--- start of DATA LISTING ---
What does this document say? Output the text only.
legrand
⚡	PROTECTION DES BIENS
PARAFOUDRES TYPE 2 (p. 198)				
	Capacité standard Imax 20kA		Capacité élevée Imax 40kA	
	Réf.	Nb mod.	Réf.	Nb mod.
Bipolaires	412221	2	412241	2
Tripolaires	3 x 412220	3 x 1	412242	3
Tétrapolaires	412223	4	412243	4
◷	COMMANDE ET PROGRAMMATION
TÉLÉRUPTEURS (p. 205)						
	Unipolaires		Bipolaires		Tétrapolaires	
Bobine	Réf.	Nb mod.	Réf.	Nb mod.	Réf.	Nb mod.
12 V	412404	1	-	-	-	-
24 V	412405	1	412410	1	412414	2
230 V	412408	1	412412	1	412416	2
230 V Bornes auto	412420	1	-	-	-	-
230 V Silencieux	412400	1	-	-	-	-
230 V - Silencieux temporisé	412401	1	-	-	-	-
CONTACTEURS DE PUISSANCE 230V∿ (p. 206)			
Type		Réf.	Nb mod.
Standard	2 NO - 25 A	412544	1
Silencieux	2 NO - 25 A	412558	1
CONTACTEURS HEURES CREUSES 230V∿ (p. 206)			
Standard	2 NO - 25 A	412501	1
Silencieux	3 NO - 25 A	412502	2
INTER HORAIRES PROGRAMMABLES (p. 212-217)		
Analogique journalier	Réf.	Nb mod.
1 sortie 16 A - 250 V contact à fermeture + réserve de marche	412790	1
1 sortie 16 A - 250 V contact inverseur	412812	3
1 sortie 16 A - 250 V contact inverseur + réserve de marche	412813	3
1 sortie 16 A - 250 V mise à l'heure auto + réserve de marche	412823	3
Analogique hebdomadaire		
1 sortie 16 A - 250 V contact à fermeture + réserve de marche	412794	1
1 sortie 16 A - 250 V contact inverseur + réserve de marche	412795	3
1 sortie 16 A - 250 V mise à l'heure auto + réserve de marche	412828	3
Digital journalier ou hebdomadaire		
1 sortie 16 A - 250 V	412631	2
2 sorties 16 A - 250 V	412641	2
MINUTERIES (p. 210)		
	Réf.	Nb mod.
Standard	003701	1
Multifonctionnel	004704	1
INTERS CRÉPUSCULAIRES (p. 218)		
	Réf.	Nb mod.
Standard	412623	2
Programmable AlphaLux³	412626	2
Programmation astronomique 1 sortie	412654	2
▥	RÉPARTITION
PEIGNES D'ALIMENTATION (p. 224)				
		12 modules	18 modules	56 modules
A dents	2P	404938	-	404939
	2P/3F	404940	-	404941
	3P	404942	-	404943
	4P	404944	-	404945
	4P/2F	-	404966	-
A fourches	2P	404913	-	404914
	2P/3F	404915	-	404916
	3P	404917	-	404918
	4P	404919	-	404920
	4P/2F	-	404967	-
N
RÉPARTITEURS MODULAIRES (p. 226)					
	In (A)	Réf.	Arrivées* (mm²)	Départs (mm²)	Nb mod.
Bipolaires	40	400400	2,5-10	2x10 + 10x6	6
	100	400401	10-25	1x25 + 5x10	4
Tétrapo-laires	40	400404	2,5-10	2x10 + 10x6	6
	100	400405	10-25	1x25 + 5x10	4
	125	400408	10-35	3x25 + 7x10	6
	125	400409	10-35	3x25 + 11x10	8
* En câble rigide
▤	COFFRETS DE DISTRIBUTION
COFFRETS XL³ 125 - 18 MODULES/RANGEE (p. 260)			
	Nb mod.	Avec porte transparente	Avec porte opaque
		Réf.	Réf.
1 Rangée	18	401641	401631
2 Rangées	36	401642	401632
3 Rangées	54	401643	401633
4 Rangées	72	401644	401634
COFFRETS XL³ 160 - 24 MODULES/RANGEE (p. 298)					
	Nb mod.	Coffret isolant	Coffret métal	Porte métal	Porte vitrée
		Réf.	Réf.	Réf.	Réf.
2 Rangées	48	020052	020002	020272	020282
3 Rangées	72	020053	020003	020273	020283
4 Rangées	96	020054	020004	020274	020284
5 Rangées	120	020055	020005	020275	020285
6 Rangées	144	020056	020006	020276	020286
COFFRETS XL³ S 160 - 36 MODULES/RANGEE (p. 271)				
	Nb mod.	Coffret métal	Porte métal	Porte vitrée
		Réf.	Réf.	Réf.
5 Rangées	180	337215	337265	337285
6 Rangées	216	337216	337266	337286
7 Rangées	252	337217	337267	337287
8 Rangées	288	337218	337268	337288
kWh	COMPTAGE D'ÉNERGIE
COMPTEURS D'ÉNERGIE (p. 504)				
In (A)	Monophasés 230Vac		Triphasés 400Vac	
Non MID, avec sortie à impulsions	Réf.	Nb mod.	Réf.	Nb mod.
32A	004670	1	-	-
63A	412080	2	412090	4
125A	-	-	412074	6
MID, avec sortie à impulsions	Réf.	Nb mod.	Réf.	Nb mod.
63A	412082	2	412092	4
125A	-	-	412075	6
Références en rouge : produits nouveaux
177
--- end of DATA LISTING ---
▶ [WHAT IS ASKED] Reproduce each record exactly as it appears.

▶ [PROBLEM SOLUTION]
What does this document say? Output the text only.
legrand
⚡	PROTECTION DES BIENS
PARAFOUDRES TYPE 2 (p. 198)				
	Capacité standard Imax 20kA		Capacité élevée Imax 40kA	
	Réf.	Nb mod.	Réf.	Nb mod.
Bipolaires	412221	2	412241	2
Tripolaires	3 x 412220	3 x 1	412242	3
Tétrapolaires	412223	4	412243	4
◷	COMMANDE ET PROGRAMMATION
TÉLÉRUPTEURS (p. 205)						
	Unipolaires		Bipolaires		Tétrapolaires	
Bobine	Réf.	Nb mod.	Réf.	Nb mod.	Réf.	Nb mod.
12 V	412404	1	-	-	-	-
24 V	412405	1	412410	1	412414	2
230 V	412408	1	412412	1	412416	2
230 V Bornes auto	412420	1	-	-	-	-
230 V Silencieux	412400	1	-	-	-	-
230 V - Silencieux temporisé	412401	1	-	-	-	-
CONTACTEURS DE PUISSANCE 230V∿ (p. 206)			
Type		Réf.	Nb mod.
Standard	2 NO - 25 A	412544	1
Silencieux	2 NO - 25 A	412558	1
CONTACTEURS HEURES CREUSES 230V∿ (p. 206)			
Standard	2 NO - 25 A	412501	1
Silencieux	3 NO - 25 A	412502	2
INTER HORAIRES PROGRAMMABLES (p. 212-217)		
Analogique journalier	Réf.	Nb mod.
1 sortie 16 A - 250 V contact à fermeture + réserve de marche	412790	1
1 sortie 16 A - 250 V contact inverseur	412812	3
1 sortie 16 A - 250 V contact inverseur + réserve de marche	412813	3
1 sortie 16 A - 250 V mise à l'heure auto + réserve de marche	412823	3
Analogique hebdomadaire		
1 sortie 16 A - 250 V contact à fermeture + réserve de marche	412794	1
1 sortie 16 A - 250 V contact inverseur + réserve de marche	412795	3
1 sortie 16 A - 250 V mise à l'heure auto + réserve de marche	412828	3
Digital journalier ou hebdomadaire		
1 sortie 16 A - 250 V	412631	2
2 sorties 16 A - 250 V	412641	2
MINUTERIES (p. 210)		
	Réf.	Nb mod.
Standard	003701	1
Multifonctionnel	004704	1
INTERS CRÉPUSCULAIRES (p. 218)		
	Réf.	Nb mod.
Standard	412623	2
Programmable AlphaLux³	412626	2
Programmation astronomique 1 sortie	412654	2
▥	RÉPARTITION
PEIGNES D'ALIMENTATION (p. 224)				
		12 modules	18 modules	56 modules
A dents	2P	404938	-	404939
	2P/3F	404940	-	404941
	3P	404942	-	404943
	4P	404944	-	404945
	4P/2F	-	404966	-
A fourches	2P	404913	-	404914
	2P/3F	404915	-	404916
	3P	404917	-	404918
	4P	404919	-	404920
	4P/2F	-	404967	-
N
RÉPARTITEURS MODULAIRES (p. 226)					
	In (A)	Réf.	Arrivées* (mm²)	Départs (mm²)	Nb mod.
Bipolaires	40	400400	2,5-10	2x10 + 10x6	6
	100	400401	10-25	1x25 + 5x10	4
Tétrapo-laires	40	400404	2,5-10	2x10 + 10x6	6
	100	400405	10-25	1x25 + 5x10	4
	125	400408	10-35	3x25 + 7x10	6
	125	400409	10-35	3x25 + 11x10	8
* En câble rigide
▤	COFFRETS DE DISTRIBUTION
COFFRETS XL³ 125 - 18 MODULES/RANGEE (p. 260)			
	Nb mod.	Avec porte transparente	Avec porte opaque
		Réf.	Réf.
1 Rangée	18	401641	401631
2 Rangées	36	401642	401632
3 Rangées	54	401643	401633
4 Rangées	72	401644	401634
COFFRETS XL³ 160 - 24 MODULES/RANGEE (p. 298)					
	Nb mod.	Coffret isolant	Coffret métal	Porte métal	Porte vitrée
		Réf.	Réf.	Réf.	Réf.
2 Rangées	48	020052	020002	020272	020282
3 Rangées	72	020053	020003	020273	020283
4 Rangées	96	020054	020004	020274	020284
5 Rangées	120	020055	020005	020275	020285
6 Rangées	144	020056	020006	020276	020286
COFFRETS XL³ S 160 - 36 MODULES/RANGEE (p. 271)				
	Nb mod.	Coffret métal	Porte métal	Porte vitrée
		Réf.	Réf.	Réf.
5 Rangées	180	337215	337265	337285
6 Rangées	216	337216	337266	337286
7 Rangées	252	337217	337267	337287
8 Rangées	288	337218	337268	337288
kWh	COMPTAGE D'ÉNERGIE
COMPTEURS D'ÉNERGIE (p. 504)				
In (A)	Monophasés 230Vac		Triphasés 400Vac	
Non MID, avec sortie à impulsions	Réf.	Nb mod.	Réf.	Nb mod.
32A	004670	1	-	-
63A	412080	2	412090	4
125A	-	-	412074	6
MID, avec sortie à impulsions	Réf.	Nb mod.	Réf.	Nb mod.
63A	412082	2	412092	4
125A	-	-	412075	6
Références en rouge : produits nouveaux
177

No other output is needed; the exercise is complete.